(EXERCISE DESCRIPTION)
Below are the records; pull every line that includes "соблюдать".
+-------+
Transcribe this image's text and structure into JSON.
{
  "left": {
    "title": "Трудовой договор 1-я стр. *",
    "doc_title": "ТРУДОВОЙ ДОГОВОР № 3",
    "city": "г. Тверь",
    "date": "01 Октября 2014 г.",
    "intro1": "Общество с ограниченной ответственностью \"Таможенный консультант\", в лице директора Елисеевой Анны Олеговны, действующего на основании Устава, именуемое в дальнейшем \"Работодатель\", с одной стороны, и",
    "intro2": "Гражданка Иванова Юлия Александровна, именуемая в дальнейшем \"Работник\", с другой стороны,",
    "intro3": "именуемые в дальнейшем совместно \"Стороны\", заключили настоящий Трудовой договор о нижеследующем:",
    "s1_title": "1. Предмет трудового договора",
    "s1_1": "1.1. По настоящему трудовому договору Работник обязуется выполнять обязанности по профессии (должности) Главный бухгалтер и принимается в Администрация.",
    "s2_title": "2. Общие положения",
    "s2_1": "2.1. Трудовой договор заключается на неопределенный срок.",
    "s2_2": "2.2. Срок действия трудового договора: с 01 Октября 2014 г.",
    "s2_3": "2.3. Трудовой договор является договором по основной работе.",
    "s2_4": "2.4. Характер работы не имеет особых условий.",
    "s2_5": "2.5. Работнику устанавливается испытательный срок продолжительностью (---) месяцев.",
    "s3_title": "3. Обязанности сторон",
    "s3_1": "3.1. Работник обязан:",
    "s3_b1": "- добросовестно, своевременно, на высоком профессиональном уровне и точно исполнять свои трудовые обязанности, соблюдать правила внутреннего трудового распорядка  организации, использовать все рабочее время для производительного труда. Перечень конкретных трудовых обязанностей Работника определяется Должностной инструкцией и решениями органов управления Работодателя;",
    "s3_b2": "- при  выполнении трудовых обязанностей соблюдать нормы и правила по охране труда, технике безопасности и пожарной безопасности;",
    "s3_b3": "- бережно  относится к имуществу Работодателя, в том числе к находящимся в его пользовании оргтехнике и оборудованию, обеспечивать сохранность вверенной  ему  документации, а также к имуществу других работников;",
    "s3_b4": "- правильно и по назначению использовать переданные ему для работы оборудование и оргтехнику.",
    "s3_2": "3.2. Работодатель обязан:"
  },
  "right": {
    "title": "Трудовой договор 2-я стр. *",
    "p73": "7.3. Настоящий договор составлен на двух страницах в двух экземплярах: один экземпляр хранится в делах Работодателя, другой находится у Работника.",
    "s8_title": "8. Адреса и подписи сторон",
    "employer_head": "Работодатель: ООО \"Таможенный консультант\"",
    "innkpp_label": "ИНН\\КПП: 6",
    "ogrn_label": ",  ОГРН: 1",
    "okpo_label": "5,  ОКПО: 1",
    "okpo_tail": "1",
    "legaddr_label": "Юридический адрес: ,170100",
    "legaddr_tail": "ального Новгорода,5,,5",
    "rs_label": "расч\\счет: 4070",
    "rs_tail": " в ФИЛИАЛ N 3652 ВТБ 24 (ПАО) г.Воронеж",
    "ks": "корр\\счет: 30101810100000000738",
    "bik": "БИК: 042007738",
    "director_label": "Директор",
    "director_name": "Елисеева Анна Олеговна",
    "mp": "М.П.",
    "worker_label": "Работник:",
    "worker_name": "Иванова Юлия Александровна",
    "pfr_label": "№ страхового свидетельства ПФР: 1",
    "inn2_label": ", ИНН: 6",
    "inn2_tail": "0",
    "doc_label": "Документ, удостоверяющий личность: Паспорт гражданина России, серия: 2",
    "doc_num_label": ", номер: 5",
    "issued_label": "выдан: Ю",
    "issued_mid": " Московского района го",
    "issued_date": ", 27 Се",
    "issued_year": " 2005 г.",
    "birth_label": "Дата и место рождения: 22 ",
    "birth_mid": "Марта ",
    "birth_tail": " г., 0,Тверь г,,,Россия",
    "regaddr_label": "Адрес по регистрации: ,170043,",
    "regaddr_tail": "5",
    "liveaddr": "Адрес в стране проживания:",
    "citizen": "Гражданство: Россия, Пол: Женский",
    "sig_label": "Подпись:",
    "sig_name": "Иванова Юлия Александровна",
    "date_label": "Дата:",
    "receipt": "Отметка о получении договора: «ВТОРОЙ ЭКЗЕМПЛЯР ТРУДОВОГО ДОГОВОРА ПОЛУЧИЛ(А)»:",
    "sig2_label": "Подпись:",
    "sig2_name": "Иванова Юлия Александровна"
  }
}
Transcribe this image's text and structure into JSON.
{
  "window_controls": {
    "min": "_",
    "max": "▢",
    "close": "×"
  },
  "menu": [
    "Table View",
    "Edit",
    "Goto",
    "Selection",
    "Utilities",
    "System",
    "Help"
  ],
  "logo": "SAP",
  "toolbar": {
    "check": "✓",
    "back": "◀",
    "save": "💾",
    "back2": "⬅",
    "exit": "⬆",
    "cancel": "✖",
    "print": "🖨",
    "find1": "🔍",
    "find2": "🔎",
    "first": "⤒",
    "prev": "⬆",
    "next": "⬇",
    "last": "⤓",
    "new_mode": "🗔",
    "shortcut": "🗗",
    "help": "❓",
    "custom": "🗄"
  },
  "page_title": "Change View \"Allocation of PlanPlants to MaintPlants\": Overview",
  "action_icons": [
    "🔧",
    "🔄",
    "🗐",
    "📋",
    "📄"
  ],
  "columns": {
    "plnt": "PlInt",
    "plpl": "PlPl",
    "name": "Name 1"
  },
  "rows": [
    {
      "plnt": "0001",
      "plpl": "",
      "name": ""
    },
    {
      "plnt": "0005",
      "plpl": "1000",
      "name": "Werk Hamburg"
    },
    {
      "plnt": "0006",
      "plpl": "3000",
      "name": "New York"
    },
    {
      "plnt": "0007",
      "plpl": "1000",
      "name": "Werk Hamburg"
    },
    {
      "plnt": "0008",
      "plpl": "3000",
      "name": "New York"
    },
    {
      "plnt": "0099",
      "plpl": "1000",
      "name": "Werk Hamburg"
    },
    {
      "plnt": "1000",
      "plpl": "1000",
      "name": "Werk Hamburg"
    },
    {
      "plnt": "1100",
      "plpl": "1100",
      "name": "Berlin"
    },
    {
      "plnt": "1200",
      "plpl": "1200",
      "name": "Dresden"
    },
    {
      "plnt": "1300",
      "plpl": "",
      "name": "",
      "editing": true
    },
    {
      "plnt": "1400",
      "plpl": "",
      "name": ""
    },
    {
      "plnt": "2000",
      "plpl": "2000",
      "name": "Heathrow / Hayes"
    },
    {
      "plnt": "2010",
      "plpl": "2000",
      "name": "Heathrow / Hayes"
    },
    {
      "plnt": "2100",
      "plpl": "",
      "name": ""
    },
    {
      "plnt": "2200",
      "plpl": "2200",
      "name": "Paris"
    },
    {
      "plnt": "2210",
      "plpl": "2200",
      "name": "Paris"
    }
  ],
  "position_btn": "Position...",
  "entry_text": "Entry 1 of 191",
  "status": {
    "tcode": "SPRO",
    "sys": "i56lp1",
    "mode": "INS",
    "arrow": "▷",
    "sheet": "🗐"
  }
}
+-------+
(RESPONSE TO THE EXERCISE)
    "s3_b1": "- добросовестно, своевременно, на высоком профессиональном уровне и точно исполнять свои трудовые обязанности, соблюдать правила внутреннего трудового распорядка  организации, использовать все рабочее время для производительного труда. Перечень конкретных трудовых обязанностей Работника определяется Должностной инструкцией и решениями органов управления Работодателя;",
    "s3_b2": "- при  выполнении трудовых обязанностей соблюдать нормы и правила по охране труда, технике безопасности и пожарной безопасности;",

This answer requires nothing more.